DATASET ROWS
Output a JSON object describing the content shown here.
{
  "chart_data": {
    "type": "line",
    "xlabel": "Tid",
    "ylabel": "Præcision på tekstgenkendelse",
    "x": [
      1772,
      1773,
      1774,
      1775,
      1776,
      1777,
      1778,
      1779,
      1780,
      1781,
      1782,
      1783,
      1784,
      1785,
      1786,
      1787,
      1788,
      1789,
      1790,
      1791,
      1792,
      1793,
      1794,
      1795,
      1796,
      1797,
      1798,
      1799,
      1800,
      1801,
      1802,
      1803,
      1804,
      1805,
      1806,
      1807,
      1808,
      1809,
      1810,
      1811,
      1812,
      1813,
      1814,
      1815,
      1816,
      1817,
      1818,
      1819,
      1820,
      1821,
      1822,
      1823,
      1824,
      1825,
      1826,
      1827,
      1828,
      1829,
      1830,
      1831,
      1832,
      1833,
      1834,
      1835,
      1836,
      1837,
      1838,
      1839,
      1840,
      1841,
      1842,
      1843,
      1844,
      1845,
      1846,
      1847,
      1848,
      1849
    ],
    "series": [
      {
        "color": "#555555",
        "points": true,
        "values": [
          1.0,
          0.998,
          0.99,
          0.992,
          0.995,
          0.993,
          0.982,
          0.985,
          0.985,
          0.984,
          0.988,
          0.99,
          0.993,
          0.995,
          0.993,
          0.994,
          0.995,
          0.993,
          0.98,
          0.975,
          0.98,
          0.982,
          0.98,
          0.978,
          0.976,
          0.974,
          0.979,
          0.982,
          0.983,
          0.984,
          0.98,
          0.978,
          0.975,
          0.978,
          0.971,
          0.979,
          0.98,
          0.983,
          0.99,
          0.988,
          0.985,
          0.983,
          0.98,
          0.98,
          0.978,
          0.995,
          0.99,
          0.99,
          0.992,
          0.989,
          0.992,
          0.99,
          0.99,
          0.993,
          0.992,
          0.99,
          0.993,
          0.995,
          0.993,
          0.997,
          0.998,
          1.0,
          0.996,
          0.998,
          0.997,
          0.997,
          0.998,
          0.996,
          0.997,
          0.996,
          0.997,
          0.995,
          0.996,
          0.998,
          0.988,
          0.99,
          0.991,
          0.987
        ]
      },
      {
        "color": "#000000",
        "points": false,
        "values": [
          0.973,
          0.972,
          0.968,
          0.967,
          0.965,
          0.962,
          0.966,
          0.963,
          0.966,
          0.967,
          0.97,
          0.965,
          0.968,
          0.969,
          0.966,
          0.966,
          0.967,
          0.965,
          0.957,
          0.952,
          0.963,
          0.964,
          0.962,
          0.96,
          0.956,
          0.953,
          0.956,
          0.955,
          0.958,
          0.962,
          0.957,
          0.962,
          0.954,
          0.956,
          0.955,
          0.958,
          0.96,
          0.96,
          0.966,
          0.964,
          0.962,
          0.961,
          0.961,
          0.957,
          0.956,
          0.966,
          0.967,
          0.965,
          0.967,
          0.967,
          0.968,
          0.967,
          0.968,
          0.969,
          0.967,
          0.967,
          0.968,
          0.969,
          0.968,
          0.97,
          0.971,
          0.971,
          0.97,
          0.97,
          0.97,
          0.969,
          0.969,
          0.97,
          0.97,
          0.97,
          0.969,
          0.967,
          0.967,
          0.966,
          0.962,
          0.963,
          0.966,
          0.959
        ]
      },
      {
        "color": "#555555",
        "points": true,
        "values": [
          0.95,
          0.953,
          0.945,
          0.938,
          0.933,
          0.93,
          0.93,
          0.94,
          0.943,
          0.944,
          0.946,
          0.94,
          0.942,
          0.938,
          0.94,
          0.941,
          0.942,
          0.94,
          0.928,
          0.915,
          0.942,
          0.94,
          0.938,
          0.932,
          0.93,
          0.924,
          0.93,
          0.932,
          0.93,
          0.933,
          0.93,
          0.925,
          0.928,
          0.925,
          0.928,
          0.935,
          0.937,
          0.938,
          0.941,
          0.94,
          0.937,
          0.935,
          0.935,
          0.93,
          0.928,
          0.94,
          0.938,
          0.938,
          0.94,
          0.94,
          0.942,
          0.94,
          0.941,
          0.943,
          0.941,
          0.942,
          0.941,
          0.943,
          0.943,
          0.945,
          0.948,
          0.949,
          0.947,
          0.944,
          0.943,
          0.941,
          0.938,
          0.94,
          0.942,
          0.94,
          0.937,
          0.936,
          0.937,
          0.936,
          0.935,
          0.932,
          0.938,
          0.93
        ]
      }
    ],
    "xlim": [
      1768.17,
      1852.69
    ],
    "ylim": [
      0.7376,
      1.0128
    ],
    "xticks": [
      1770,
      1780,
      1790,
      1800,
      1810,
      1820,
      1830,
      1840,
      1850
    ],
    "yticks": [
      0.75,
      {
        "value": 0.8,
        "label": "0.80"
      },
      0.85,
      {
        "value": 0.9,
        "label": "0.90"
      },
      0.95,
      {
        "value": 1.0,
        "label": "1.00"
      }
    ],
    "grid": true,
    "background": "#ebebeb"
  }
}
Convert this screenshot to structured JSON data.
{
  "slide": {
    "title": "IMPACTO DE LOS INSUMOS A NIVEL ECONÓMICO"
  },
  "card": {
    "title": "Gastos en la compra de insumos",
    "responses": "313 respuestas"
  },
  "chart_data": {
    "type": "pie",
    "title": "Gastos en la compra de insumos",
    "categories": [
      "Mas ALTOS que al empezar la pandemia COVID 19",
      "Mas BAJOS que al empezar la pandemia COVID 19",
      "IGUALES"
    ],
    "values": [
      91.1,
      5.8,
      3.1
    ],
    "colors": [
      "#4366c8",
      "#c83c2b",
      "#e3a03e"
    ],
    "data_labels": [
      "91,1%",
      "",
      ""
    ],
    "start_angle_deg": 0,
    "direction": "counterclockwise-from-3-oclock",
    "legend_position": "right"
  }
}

TASK BRIEF
Of the lines in the records, how many contain the word "JSON"? Answer with the number and nothing else.

TASK OUTPUT
2